● **TASK INSTRUCTIONS**
Copy out each of the items below line for line, keeping every character unchanged.

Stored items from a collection
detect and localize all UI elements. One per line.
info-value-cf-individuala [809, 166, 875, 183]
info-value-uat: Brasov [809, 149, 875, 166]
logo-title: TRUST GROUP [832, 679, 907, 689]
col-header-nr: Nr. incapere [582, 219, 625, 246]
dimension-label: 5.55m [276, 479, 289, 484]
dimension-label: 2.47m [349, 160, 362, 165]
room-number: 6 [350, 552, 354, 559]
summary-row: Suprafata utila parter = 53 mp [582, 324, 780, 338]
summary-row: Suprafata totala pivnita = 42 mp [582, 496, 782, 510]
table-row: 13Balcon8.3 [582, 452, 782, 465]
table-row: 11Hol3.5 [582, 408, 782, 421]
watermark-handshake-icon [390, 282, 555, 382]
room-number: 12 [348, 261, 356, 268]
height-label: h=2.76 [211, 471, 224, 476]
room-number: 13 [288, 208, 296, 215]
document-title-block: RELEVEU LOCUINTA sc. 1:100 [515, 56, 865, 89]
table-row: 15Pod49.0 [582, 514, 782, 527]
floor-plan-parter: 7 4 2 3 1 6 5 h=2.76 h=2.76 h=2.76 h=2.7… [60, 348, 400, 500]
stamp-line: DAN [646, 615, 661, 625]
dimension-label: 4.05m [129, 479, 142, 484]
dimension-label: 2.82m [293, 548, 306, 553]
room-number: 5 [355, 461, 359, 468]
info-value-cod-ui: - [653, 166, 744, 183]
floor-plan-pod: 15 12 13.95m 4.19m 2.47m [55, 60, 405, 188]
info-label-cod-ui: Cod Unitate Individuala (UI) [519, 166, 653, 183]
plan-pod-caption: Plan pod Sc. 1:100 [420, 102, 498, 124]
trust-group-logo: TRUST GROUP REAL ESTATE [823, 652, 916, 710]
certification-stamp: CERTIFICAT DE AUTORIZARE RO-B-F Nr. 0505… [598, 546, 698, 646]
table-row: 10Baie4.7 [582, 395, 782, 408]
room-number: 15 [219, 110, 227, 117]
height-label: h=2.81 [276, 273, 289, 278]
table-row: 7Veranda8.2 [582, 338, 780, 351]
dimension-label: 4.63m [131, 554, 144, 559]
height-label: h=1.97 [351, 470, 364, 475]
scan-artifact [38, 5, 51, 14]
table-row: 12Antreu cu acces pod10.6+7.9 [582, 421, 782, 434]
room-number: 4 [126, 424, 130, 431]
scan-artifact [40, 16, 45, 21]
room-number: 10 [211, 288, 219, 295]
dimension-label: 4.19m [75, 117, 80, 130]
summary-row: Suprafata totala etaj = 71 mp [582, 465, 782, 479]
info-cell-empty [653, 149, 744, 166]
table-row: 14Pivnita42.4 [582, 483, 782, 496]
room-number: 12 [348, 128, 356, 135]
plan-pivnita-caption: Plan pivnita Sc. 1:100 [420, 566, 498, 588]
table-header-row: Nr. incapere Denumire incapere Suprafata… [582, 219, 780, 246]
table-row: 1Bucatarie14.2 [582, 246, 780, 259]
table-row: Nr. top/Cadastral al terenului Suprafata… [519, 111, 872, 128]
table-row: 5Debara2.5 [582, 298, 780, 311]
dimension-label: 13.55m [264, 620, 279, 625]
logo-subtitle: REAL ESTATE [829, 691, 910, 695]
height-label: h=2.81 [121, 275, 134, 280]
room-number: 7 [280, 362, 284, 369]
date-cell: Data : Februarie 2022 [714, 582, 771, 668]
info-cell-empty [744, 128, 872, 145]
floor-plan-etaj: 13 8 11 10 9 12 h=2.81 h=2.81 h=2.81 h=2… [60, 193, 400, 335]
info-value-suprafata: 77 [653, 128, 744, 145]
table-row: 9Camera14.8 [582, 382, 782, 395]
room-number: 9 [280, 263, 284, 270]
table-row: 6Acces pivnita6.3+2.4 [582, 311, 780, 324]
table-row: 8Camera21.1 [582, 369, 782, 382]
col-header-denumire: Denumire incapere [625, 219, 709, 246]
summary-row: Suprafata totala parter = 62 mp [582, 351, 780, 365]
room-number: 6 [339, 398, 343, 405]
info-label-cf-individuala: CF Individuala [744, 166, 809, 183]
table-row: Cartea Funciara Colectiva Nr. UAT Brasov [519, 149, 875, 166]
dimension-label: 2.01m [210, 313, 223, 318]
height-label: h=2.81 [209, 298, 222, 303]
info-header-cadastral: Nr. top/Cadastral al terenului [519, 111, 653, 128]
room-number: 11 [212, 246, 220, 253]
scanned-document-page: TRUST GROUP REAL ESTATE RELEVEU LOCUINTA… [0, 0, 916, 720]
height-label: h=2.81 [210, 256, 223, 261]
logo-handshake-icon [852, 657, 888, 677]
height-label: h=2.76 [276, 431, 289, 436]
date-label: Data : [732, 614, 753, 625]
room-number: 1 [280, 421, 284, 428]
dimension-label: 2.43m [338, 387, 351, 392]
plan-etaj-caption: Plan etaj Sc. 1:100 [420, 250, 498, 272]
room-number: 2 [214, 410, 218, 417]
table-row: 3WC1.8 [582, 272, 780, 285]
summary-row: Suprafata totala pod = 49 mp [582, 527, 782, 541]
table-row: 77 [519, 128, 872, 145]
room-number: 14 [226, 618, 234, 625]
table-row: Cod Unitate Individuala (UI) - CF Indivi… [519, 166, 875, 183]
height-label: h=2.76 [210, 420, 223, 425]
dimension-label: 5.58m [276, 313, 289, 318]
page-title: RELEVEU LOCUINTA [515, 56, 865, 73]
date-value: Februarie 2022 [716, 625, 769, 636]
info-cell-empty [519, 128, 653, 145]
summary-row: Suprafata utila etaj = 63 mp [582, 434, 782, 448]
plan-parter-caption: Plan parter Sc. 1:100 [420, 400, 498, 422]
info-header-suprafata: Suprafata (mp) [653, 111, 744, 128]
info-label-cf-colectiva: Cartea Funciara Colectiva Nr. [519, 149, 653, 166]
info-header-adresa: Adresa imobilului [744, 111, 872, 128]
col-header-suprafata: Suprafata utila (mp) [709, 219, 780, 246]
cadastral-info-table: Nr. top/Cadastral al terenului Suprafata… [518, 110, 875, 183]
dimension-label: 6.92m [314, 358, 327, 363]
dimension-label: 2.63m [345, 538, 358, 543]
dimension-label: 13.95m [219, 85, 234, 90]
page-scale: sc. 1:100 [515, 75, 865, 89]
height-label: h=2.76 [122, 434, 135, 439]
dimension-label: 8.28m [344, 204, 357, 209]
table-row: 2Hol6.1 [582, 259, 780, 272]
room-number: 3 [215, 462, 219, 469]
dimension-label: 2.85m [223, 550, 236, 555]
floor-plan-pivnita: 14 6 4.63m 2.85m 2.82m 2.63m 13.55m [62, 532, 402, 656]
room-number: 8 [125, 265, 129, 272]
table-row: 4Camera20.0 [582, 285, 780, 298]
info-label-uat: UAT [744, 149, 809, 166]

● **ANSWER**
detect and localize all UI elements. One per line.
info-value-cf-individuala [809, 166, 875, 183]
info-value-uat: Brasov [809, 149, 875, 166]
logo-title: TRUST GROUP [832, 679, 907, 689]
col-header-nr: Nr. incapere [582, 219, 625, 246]
dimension-label: 5.55m [276, 479, 289, 484]
dimension-label: 2.47m [349, 160, 362, 165]
room-number: 6 [350, 552, 354, 559]
summary-row: Suprafata utila parter = 53 mp [582, 324, 780, 338]
summary-row: Suprafata totala pivnita = 42 mp [582, 496, 782, 510]
table-row: 13Balcon8.3 [582, 452, 782, 465]
table-row: 11Hol3.5 [582, 408, 782, 421]
watermark-handshake-icon [390, 282, 555, 382]
room-number: 12 [348, 261, 356, 268]
height-label: h=2.76 [211, 471, 224, 476]
room-number: 13 [288, 208, 296, 215]
document-title-block: RELEVEU LOCUINTA sc. 1:100 [515, 56, 865, 89]
table-row: 15Pod49.0 [582, 514, 782, 527]
floor-plan-parter: 7 4 2 3 1 6 5 h=2.76 h=2.76 h=2.76 h=2.7… [60, 348, 400, 500]
stamp-line: DAN [646, 615, 661, 625]
dimension-label: 4.05m [129, 479, 142, 484]
dimension-label: 2.82m [293, 548, 306, 553]
room-number: 5 [355, 461, 359, 468]
info-value-cod-ui: - [653, 166, 744, 183]
floor-plan-pod: 15 12 13.95m 4.19m 2.47m [55, 60, 405, 188]
info-label-cod-ui: Cod Unitate Individuala (UI) [519, 166, 653, 183]
plan-pod-caption: Plan pod Sc. 1:100 [420, 102, 498, 124]
trust-group-logo: TRUST GROUP REAL ESTATE [823, 652, 916, 710]
certification-stamp: CERTIFICAT DE AUTORIZARE RO-B-F Nr. 0505… [598, 546, 698, 646]
table-row: 10Baie4.7 [582, 395, 782, 408]
room-number: 15 [219, 110, 227, 117]
height-label: h=2.81 [276, 273, 289, 278]
table-row: 7Veranda8.2 [582, 338, 780, 351]
dimension-label: 4.63m [131, 554, 144, 559]
height-label: h=1.97 [351, 470, 364, 475]
scan-artifact [38, 5, 51, 14]
table-row: 12Antreu cu acces pod10.6+7.9 [582, 421, 782, 434]
room-number: 4 [126, 424, 130, 431]
scan-artifact [40, 16, 45, 21]
room-number: 10 [211, 288, 219, 295]
dimension-label: 4.19m [75, 117, 80, 130]
summary-row: Suprafata totala etaj = 71 mp [582, 465, 782, 479]
info-cell-empty [653, 149, 744, 166]
table-row: 14Pivnita42.4 [582, 483, 782, 496]
room-number: 12 [348, 128, 356, 135]
plan-pivnita-caption: Plan pivnita Sc. 1:100 [420, 566, 498, 588]
table-header-row: Nr. incapere Denumire incapere Suprafata… [582, 219, 780, 246]
table-row: 1Bucatarie14.2 [582, 246, 780, 259]
table-row: Nr. top/Cadastral al terenului Suprafata… [519, 111, 872, 128]
table-row: 5Debara2.5 [582, 298, 780, 311]
dimension-label: 13.55m [264, 620, 279, 625]
logo-subtitle: REAL ESTATE [829, 691, 910, 695]
height-label: h=2.81 [121, 275, 134, 280]
room-number: 7 [280, 362, 284, 369]
date-cell: Data : Februarie 2022 [714, 582, 771, 668]
info-cell-empty [744, 128, 872, 145]
floor-plan-etaj: 13 8 11 10 9 12 h=2.81 h=2.81 h=2.81 h=2… [60, 193, 400, 335]
info-value-suprafata: 77 [653, 128, 744, 145]
table-row: 9Camera14.8 [582, 382, 782, 395]
room-number: 9 [280, 263, 284, 270]
table-row: 6Acces pivnita6.3+2.4 [582, 311, 780, 324]
table-row: 8Camera21.1 [582, 369, 782, 382]
col-header-denumire: Denumire incapere [625, 219, 709, 246]
summary-row: Suprafata totala parter = 62 mp [582, 351, 780, 365]
room-number: 6 [339, 398, 343, 405]
info-label-cf-individuala: CF Individuala [744, 166, 809, 183]
table-row: Cartea Funciara Colectiva Nr. UAT Brasov [519, 149, 875, 166]
dimension-label: 2.01m [210, 313, 223, 318]
height-label: h=2.81 [209, 298, 222, 303]
info-header-cadastral: Nr. top/Cadastral al terenului [519, 111, 653, 128]
room-number: 11 [212, 246, 220, 253]
scanned-document-page: TRUST GROUP REAL ESTATE RELEVEU LOCUINTA… [0, 0, 916, 720]
height-label: h=2.81 [210, 256, 223, 261]
logo-handshake-icon [852, 657, 888, 677]
height-label: h=2.76 [276, 431, 289, 436]
date-label: Data : [732, 614, 753, 625]
room-number: 1 [280, 421, 284, 428]
dimension-label: 2.43m [338, 387, 351, 392]
plan-etaj-caption: Plan etaj Sc. 1:100 [420, 250, 498, 272]
room-number: 2 [214, 410, 218, 417]
table-row: 3WC1.8 [582, 272, 780, 285]
summary-row: Suprafata totala pod = 49 mp [582, 527, 782, 541]
table-row: 77 [519, 128, 872, 145]
room-number: 14 [226, 618, 234, 625]
table-row: Cod Unitate Individuala (UI) - CF Indivi… [519, 166, 875, 183]
height-label: h=2.76 [210, 420, 223, 425]
dimension-label: 5.58m [276, 313, 289, 318]
page-title: RELEVEU LOCUINTA [515, 56, 865, 73]
date-value: Februarie 2022 [716, 625, 769, 636]
info-cell-empty [519, 128, 653, 145]
summary-row: Suprafata utila etaj = 63 mp [582, 434, 782, 448]
plan-parter-caption: Plan parter Sc. 1:100 [420, 400, 498, 422]
info-header-suprafata: Suprafata (mp) [653, 111, 744, 128]
info-label-cf-colectiva: Cartea Funciara Colectiva Nr. [519, 149, 653, 166]
info-header-adresa: Adresa imobilului [744, 111, 872, 128]
col-header-suprafata: Suprafata utila (mp) [709, 219, 780, 246]
cadastral-info-table: Nr. top/Cadastral al terenului Suprafata… [518, 110, 875, 183]
dimension-label: 6.92m [314, 358, 327, 363]
dimension-label: 2.63m [345, 538, 358, 543]
dimension-label: 13.95m [219, 85, 234, 90]
page-scale: sc. 1:100 [515, 75, 865, 89]
height-label: h=2.76 [122, 434, 135, 439]
dimension-label: 8.28m [344, 204, 357, 209]
table-row: 2Hol6.1 [582, 259, 780, 272]
room-number: 3 [215, 462, 219, 469]
dimension-label: 2.85m [223, 550, 236, 555]
floor-plan-pivnita: 14 6 4.63m 2.85m 2.82m 2.63m 13.55m [62, 532, 402, 656]
room-number: 8 [125, 265, 129, 272]
table-row: 4Camera20.0 [582, 285, 780, 298]
info-label-uat: UAT [744, 149, 809, 166]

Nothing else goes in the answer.